§ **Given exercise**:
Report each line of the data that includes the word "this".
---------- Records shown ----------
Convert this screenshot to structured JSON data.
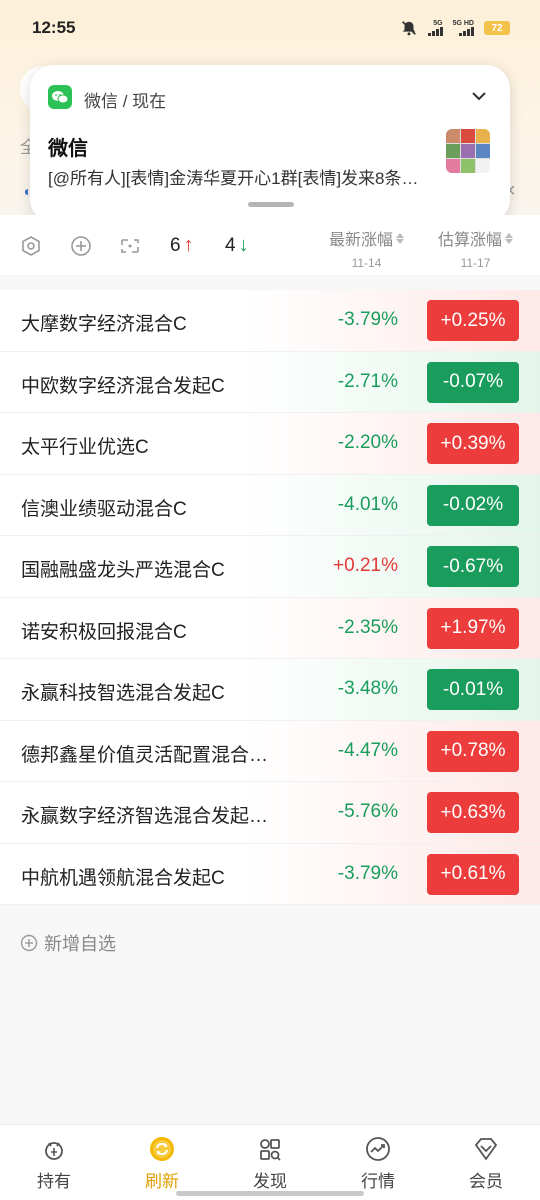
{
  "status_bar": {
    "time": "12:55",
    "signal1_label": "5G",
    "signal2_label": "5G HD",
    "battery": "72"
  },
  "notification": {
    "app_name": "微信 / 现在",
    "title": "微信",
    "body": "[@所有人][表情]金涛华夏开心1群[表情]发来8条…",
    "icon": "wechat-icon",
    "accent": "#2bc156"
  },
  "background_hints": {
    "all_tab": "全"
  },
  "toolbar": {
    "up_count": "6",
    "down_count": "4",
    "up_arrow": "↑",
    "down_arrow": "↓",
    "col_latest_label": "最新涨幅",
    "col_latest_date": "11-14",
    "col_estimate_label": "估算涨幅",
    "col_estimate_date": "11-17"
  },
  "funds": [
    {
      "name": "大摩数字经济混合C",
      "latest": "-3.79%",
      "estimate": "+0.25%"
    },
    {
      "name": "中欧数字经济混合发起C",
      "latest": "-2.71%",
      "estimate": "-0.07%"
    },
    {
      "name": "太平行业优选C",
      "latest": "-2.20%",
      "estimate": "+0.39%"
    },
    {
      "name": "信澳业绩驱动混合C",
      "latest": "-4.01%",
      "estimate": "-0.02%"
    },
    {
      "name": "国融融盛龙头严选混合C",
      "latest": "+0.21%",
      "estimate": "-0.67%"
    },
    {
      "name": "诺安积极回报混合C",
      "latest": "-2.35%",
      "estimate": "+1.97%"
    },
    {
      "name": "永赢科技智选混合发起C",
      "latest": "-3.48%",
      "estimate": "-0.01%"
    },
    {
      "name": "德邦鑫星价值灵活配置混合…",
      "latest": "-4.47%",
      "estimate": "+0.78%"
    },
    {
      "name": "永赢数字经济智选混合发起…",
      "latest": "-5.76%",
      "estimate": "+0.63%"
    },
    {
      "name": "中航机遇领航混合发起C",
      "latest": "-3.79%",
      "estimate": "+0.61%"
    }
  ],
  "add_fund_label": "新增自选",
  "bottom_nav": [
    {
      "label": "持有",
      "icon": "holdings-icon",
      "active": false
    },
    {
      "label": "刷新",
      "icon": "refresh-icon",
      "active": true
    },
    {
      "label": "发现",
      "icon": "discover-icon",
      "active": false
    },
    {
      "label": "行情",
      "icon": "market-icon",
      "active": false
    },
    {
      "label": "会员",
      "icon": "member-icon",
      "active": false
    }
  ],
  "colors": {
    "up": "#e23a3a",
    "down": "#1a9d5c",
    "active_nav": "#e0a100"
  }
}
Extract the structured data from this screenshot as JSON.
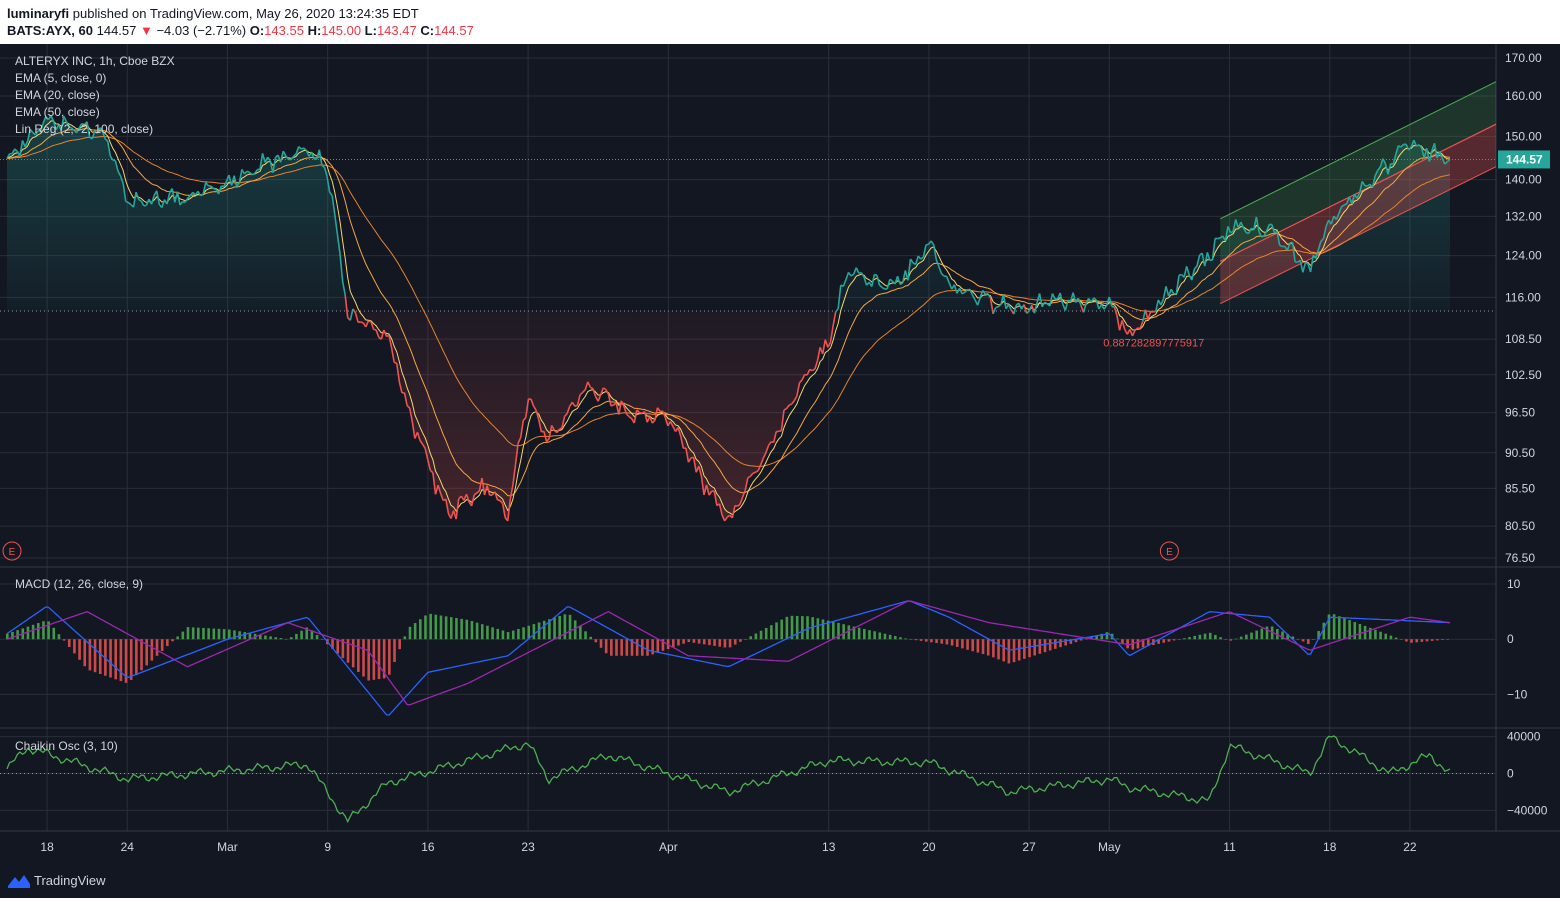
{
  "header": {
    "author": "luminaryfi",
    "published_text": "published on TradingView.com, May 26, 2020 13:24:35 EDT",
    "symbol": "BATS:AYX, 60",
    "last": "144.57",
    "change": "−4.03 (−2.71%)",
    "o_label": "O:",
    "o": "143.55",
    "h_label": "H:",
    "h": "145.00",
    "l_label": "L:",
    "l": "143.47",
    "c_label": "C:",
    "c": "144.57"
  },
  "footer": {
    "brand": "TradingView"
  },
  "colors": {
    "background": "#131722",
    "grid": "#2a2e39",
    "text": "#d1d4dc",
    "bull": "#26a69a",
    "bear": "#ef5350",
    "ema_fast": "#f5d76e",
    "ema_mid": "#f7a440",
    "ema_slow": "#e8822b",
    "macd": "#2962ff",
    "signal": "#9c27b0",
    "hist_pos": "#4caf50",
    "hist_neg": "#ef5350",
    "chaikin": "#4caf50"
  },
  "chart_data": [
    {
      "type": "line",
      "pane": "price",
      "legend": [
        "ALTERYX INC, 1h, Cboe BZX",
        "EMA (5, close, 0)",
        "EMA (20, close)",
        "EMA (50, close)",
        "Lin Reg (2, -2, 100, close)"
      ],
      "x_ticks": [
        "18",
        "24",
        "Mar",
        "9",
        "16",
        "23",
        "Apr",
        "13",
        "20",
        "27",
        "May",
        "11",
        "18",
        "22"
      ],
      "y_ticks": [
        "170.00",
        "160.00",
        "150.00",
        "140.00",
        "132.00",
        "124.00",
        "116.00",
        "108.50",
        "102.50",
        "96.50",
        "90.50",
        "85.50",
        "80.50",
        "76.50"
      ],
      "last_price": "144.57",
      "reference_level": 113.5,
      "annotation": "0.887282897775917",
      "earnings_markers": [
        "E",
        "E"
      ],
      "close_series": [
        {
          "x": "Feb 14",
          "y": 145
        },
        {
          "x": "Feb 18",
          "y": 154
        },
        {
          "x": "Feb 21",
          "y": 150
        },
        {
          "x": "Feb 24",
          "y": 135
        },
        {
          "x": "Feb 27",
          "y": 136
        },
        {
          "x": "Mar 2",
          "y": 139
        },
        {
          "x": "Mar 4",
          "y": 144
        },
        {
          "x": "Mar 6",
          "y": 147
        },
        {
          "x": "Mar 9",
          "y": 142
        },
        {
          "x": "Mar 10",
          "y": 113
        },
        {
          "x": "Mar 12",
          "y": 109
        },
        {
          "x": "Mar 13",
          "y": 97
        },
        {
          "x": "Mar 16",
          "y": 89
        },
        {
          "x": "Mar 17",
          "y": 82
        },
        {
          "x": "Mar 19",
          "y": 86
        },
        {
          "x": "Mar 20",
          "y": 82
        },
        {
          "x": "Mar 23",
          "y": 99
        },
        {
          "x": "Mar 24",
          "y": 92
        },
        {
          "x": "Mar 26",
          "y": 101
        },
        {
          "x": "Mar 27",
          "y": 99
        },
        {
          "x": "Mar 30",
          "y": 96
        },
        {
          "x": "Apr 1",
          "y": 96
        },
        {
          "x": "Apr 3",
          "y": 85
        },
        {
          "x": "Apr 6",
          "y": 81
        },
        {
          "x": "Apr 8",
          "y": 91
        },
        {
          "x": "Apr 10",
          "y": 103
        },
        {
          "x": "Apr 13",
          "y": 108
        },
        {
          "x": "Apr 14",
          "y": 121
        },
        {
          "x": "Apr 16",
          "y": 118
        },
        {
          "x": "Apr 17",
          "y": 121
        },
        {
          "x": "Apr 20",
          "y": 127
        },
        {
          "x": "Apr 21",
          "y": 118
        },
        {
          "x": "Apr 24",
          "y": 114
        },
        {
          "x": "Apr 28",
          "y": 115
        },
        {
          "x": "May 1",
          "y": 115
        },
        {
          "x": "May 4",
          "y": 109
        },
        {
          "x": "May 6",
          "y": 117
        },
        {
          "x": "May 8",
          "y": 124
        },
        {
          "x": "May 11",
          "y": 130
        },
        {
          "x": "May 13",
          "y": 129
        },
        {
          "x": "May 15",
          "y": 121
        },
        {
          "x": "May 18",
          "y": 131
        },
        {
          "x": "May 20",
          "y": 140
        },
        {
          "x": "May 22",
          "y": 148
        },
        {
          "x": "May 26",
          "y": 144.57
        }
      ]
    },
    {
      "type": "line",
      "pane": "macd",
      "legend": [
        "MACD (12, 26, close, 9)"
      ],
      "y_ticks": [
        "10",
        "0",
        "−10"
      ],
      "macd": [
        {
          "x": "Feb 14",
          "y": 1
        },
        {
          "x": "Feb 18",
          "y": 6
        },
        {
          "x": "Feb 24",
          "y": -7
        },
        {
          "x": "Mar 2",
          "y": 0
        },
        {
          "x": "Mar 6",
          "y": 4
        },
        {
          "x": "Mar 10",
          "y": -5
        },
        {
          "x": "Mar 12",
          "y": -14
        },
        {
          "x": "Mar 16",
          "y": -6
        },
        {
          "x": "Mar 20",
          "y": -3
        },
        {
          "x": "Mar 25",
          "y": 6
        },
        {
          "x": "Mar 31",
          "y": -2
        },
        {
          "x": "Apr 6",
          "y": -5
        },
        {
          "x": "Apr 10",
          "y": 2
        },
        {
          "x": "Apr 17",
          "y": 7
        },
        {
          "x": "Apr 21",
          "y": 4
        },
        {
          "x": "Apr 24",
          "y": -2
        },
        {
          "x": "May 1",
          "y": 1
        },
        {
          "x": "May 4",
          "y": -3
        },
        {
          "x": "May 8",
          "y": 5
        },
        {
          "x": "May 13",
          "y": 4
        },
        {
          "x": "May 15",
          "y": -3
        },
        {
          "x": "May 18",
          "y": 4
        },
        {
          "x": "May 26",
          "y": 3
        }
      ],
      "signal": [
        {
          "x": "Feb 14",
          "y": 0
        },
        {
          "x": "Feb 20",
          "y": 5
        },
        {
          "x": "Feb 27",
          "y": -5
        },
        {
          "x": "Mar 5",
          "y": 3
        },
        {
          "x": "Mar 11",
          "y": -2
        },
        {
          "x": "Mar 13",
          "y": -12
        },
        {
          "x": "Mar 18",
          "y": -8
        },
        {
          "x": "Mar 27",
          "y": 5
        },
        {
          "x": "Apr 2",
          "y": -3
        },
        {
          "x": "Apr 9",
          "y": -4
        },
        {
          "x": "Apr 17",
          "y": 7
        },
        {
          "x": "Apr 23",
          "y": 3
        },
        {
          "x": "May 4",
          "y": -1
        },
        {
          "x": "May 10",
          "y": 5
        },
        {
          "x": "May 15",
          "y": -2
        },
        {
          "x": "May 22",
          "y": 4
        },
        {
          "x": "May 26",
          "y": 3
        }
      ]
    },
    {
      "type": "area",
      "pane": "chaikin",
      "legend": [
        "Chaikin Osc (3, 10)"
      ],
      "y_ticks": [
        "40000",
        "0",
        "−40000"
      ],
      "values": [
        {
          "x": "Feb 14",
          "y": 5000
        },
        {
          "x": "Feb 17",
          "y": 28000
        },
        {
          "x": "Feb 24",
          "y": -6000
        },
        {
          "x": "Mar 6",
          "y": 10000
        },
        {
          "x": "Mar 10",
          "y": -52000
        },
        {
          "x": "Mar 12",
          "y": -10000
        },
        {
          "x": "Mar 17",
          "y": 8000
        },
        {
          "x": "Mar 21",
          "y": 33000
        },
        {
          "x": "Mar 24",
          "y": -6000
        },
        {
          "x": "Mar 27",
          "y": 20000
        },
        {
          "x": "Apr 1",
          "y": 0
        },
        {
          "x": "Apr 6",
          "y": -20000
        },
        {
          "x": "Apr 13",
          "y": 14000
        },
        {
          "x": "Apr 20",
          "y": 12000
        },
        {
          "x": "Apr 24",
          "y": -20000
        },
        {
          "x": "May 1",
          "y": -6000
        },
        {
          "x": "May 4",
          "y": -15000
        },
        {
          "x": "May 8",
          "y": -30000
        },
        {
          "x": "May 11",
          "y": 30000
        },
        {
          "x": "May 15",
          "y": 0
        },
        {
          "x": "May 18",
          "y": 40000
        },
        {
          "x": "May 21",
          "y": 0
        },
        {
          "x": "May 24",
          "y": 20000
        },
        {
          "x": "May 26",
          "y": 0
        }
      ]
    }
  ]
}
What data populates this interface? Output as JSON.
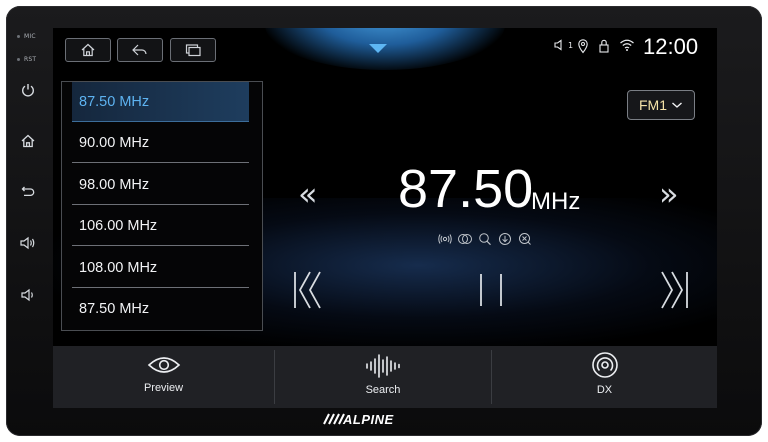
{
  "side_panel": {
    "mic_label": "MIC",
    "rst_label": "RST",
    "buttons": [
      {
        "icon": "power-icon"
      },
      {
        "icon": "home-icon"
      },
      {
        "icon": "back-icon"
      },
      {
        "icon": "volume-up-icon"
      },
      {
        "icon": "volume-down-icon"
      }
    ]
  },
  "top_bar": {
    "buttons": [
      {
        "icon": "home-icon"
      },
      {
        "icon": "back-icon"
      },
      {
        "icon": "multitask-icon"
      }
    ],
    "status": {
      "volume_level": "1",
      "icons": [
        "volume-icon",
        "location-icon",
        "lock-icon",
        "wifi-icon"
      ],
      "clock": "12:00"
    },
    "dropdown_icon": "chevron-down-icon"
  },
  "preset_list": [
    {
      "label": "87.50 MHz",
      "active": true
    },
    {
      "label": "90.00 MHz",
      "active": false
    },
    {
      "label": "98.00 MHz",
      "active": false
    },
    {
      "label": "106.00 MHz",
      "active": false
    },
    {
      "label": "108.00 MHz",
      "active": false
    },
    {
      "label": "87.50 MHz",
      "active": false
    }
  ],
  "band_selector": {
    "label": "FM1"
  },
  "tuner": {
    "frequency": "87.50",
    "unit": "MHz",
    "seek_prev_glyph": "«",
    "seek_next_glyph": "»",
    "feature_icons": [
      "broadcast-icon",
      "stereo-icon",
      "search-icon",
      "download-icon",
      "scan-icon"
    ]
  },
  "bottom_bar": {
    "items": [
      {
        "label": "Preview",
        "icon": "eye-icon"
      },
      {
        "label": "Search",
        "icon": "waveform-icon"
      },
      {
        "label": "DX",
        "icon": "target-icon"
      }
    ]
  },
  "brand": {
    "logo_text": "ALPINE"
  },
  "colors": {
    "accent": "#5db2f0",
    "band_text": "#f5e3a8",
    "background": "#000000"
  }
}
----------
§ **Exercise solution**:
Convert this screenshot to structured JSON data.
Extract the structured data from this screenshot as JSON.
What data populates this interface? Output as JSON.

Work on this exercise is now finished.